[start Records for this exercise]
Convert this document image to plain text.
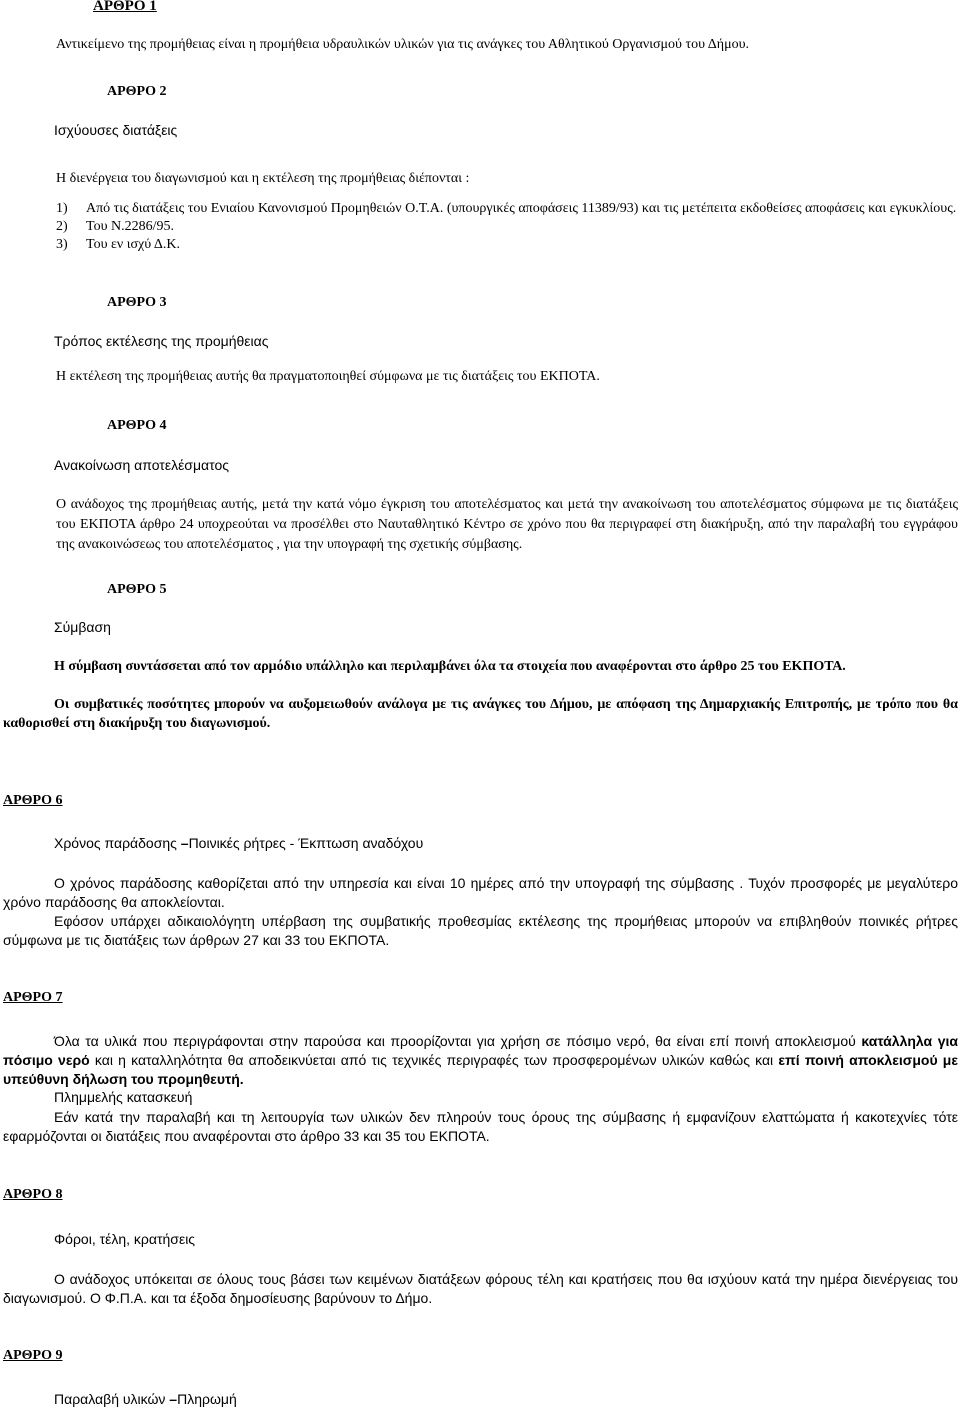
ΑΡΘΡΟ 1
Αντικείμενο της προμήθειας είναι η προμήθεια υδραυλικών υλικών για τις ανάγκες του Αθλητικού Οργανισμού του Δήμου.
ΑΡΘΡΟ 2
Ισχύουσες διατάξεις
Η διενέργεια του διαγωνισμού και η εκτέλεση της προμήθειας διέπονται :
1)	Από τις διατάξεις του Ενιαίου Κανονισμού Προμηθειών Ο.Τ.Α. (υπουργικές αποφάσεις 11389/93) και τις μετέπειτα εκδοθείσες αποφάσεις και εγκυκλίους.
2)	Του Ν.2286/95.
3)	Του εν ισχύ Δ.Κ.
ΑΡΘΡΟ 3
Τρόπος εκτέλεσης της προμήθειας
Η εκτέλεση της προμήθειας αυτής θα πραγματοποιηθεί σύμφωνα με τις διατάξεις του ΕΚΠΟΤΑ.
ΑΡΘΡΟ 4
Ανακοίνωση αποτελέσματος
Ο ανάδοχος της προμήθειας αυτής, μετά την κατά νόμο έγκριση του αποτελέσματος και μετά την ανακοίνωση του αποτελέσματος σύμφωνα με τις διατάξεις του ΕΚΠΟΤΑ άρθρο 24 υποχρεούται να προσέλθει στο Ναυταθλητικό Κέντρο σε χρόνο που θα περιγραφεί στη διακήρυξη, από την παραλαβή του εγγράφου της ανακοινώσεως του αποτελέσματος , για την υπογραφή της σχετικής σύμβασης.
ΑΡΘΡΟ 5
Σύμβαση
Η σύμβαση συντάσσεται από τον αρμόδιο υπάλληλο και περιλαμβάνει όλα τα στοιχεία που αναφέρονται στο άρθρο 25 του ΕΚΠΟΤΑ.
Οι συμβατικές ποσότητες μπορούν να αυξομειωθούν ανάλογα με τις ανάγκες του Δήμου, με απόφαση της Δημαρχιακής Επιτροπής, με τρόπο που θα καθορισθεί στη διακήρυξη του διαγωνισμού.
ΑΡΘΡΟ 6
Χρόνος παράδοσης –Ποινικές ρήτρες - Έκπτωση αναδόχου
Ο χρόνος παράδοσης καθορίζεται από την υπηρεσία και είναι 10 ημέρες από την υπογραφή της σύμβασης . Τυχόν προσφορές με μεγαλύτερο χρόνο παράδοσης θα αποκλείονται.
Εφόσον υπάρχει αδικαιολόγητη υπέρβαση της συμβατικής προθεσμίας εκτέλεσης της προμήθειας μπορούν να επιβληθούν ποινικές ρήτρες σύμφωνα με τις διατάξεις των άρθρων 27 και 33 του ΕΚΠΟΤΑ.
ΑΡΘΡΟ 7
Όλα τα υλικά που περιγράφονται στην παρούσα και προορίζονται για χρήση σε πόσιμο νερό, θα είναι επί ποινή αποκλεισμού κατάλληλα για πόσιμο νερό και η καταλληλότητα θα αποδεικνύεται από τις τεχνικές περιγραφές των προσφερομένων υλικών καθώς και επί ποινή αποκλεισμού με υπεύθυνη δήλωση του προμηθευτή.
Πλημμελής κατασκευή
Εάν κατά την παραλαβή και τη λειτουργία των υλικών δεν πληρούν τους όρους της σύμβασης ή εμφανίζουν ελαττώματα ή κακοτεχνίες τότε εφαρμόζονται οι διατάξεις που αναφέρονται στο άρθρο 33 και 35 του ΕΚΠΟΤΑ.
ΑΡΘΡΟ 8
Φόροι, τέλη, κρατήσεις
Ο ανάδοχος υπόκειται σε όλους τους βάσει των κειμένων διατάξεων φόρους τέλη και κρατήσεις που θα ισχύουν κατά την ημέρα διενέργειας του διαγωνισμού. Ο Φ.Π.Α. και τα έξοδα δημοσίευσης βαρύνουν το Δήμο.
ΑΡΘΡΟ 9
Παραλαβή υλικών –Πληρωμή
[end Records for this exercise]
# What is asked:
Which lines in the data above contain "ανάγκες"? Show each one.

# Expected answer:
Αντικείμενο της προμήθειας είναι η προμήθεια υδραυλικών υλικών για τις ανάγκες του Αθλητικού Οργανισμού του Δήμου.
Οι συμβατικές ποσότητες μπορούν να αυξομειωθούν ανάλογα με τις ανάγκες του Δήμου, με απόφαση της Δημαρχιακής Επιτροπής, με τρόπο που θα καθορισθεί στη διακήρυξη του διαγωνισμού.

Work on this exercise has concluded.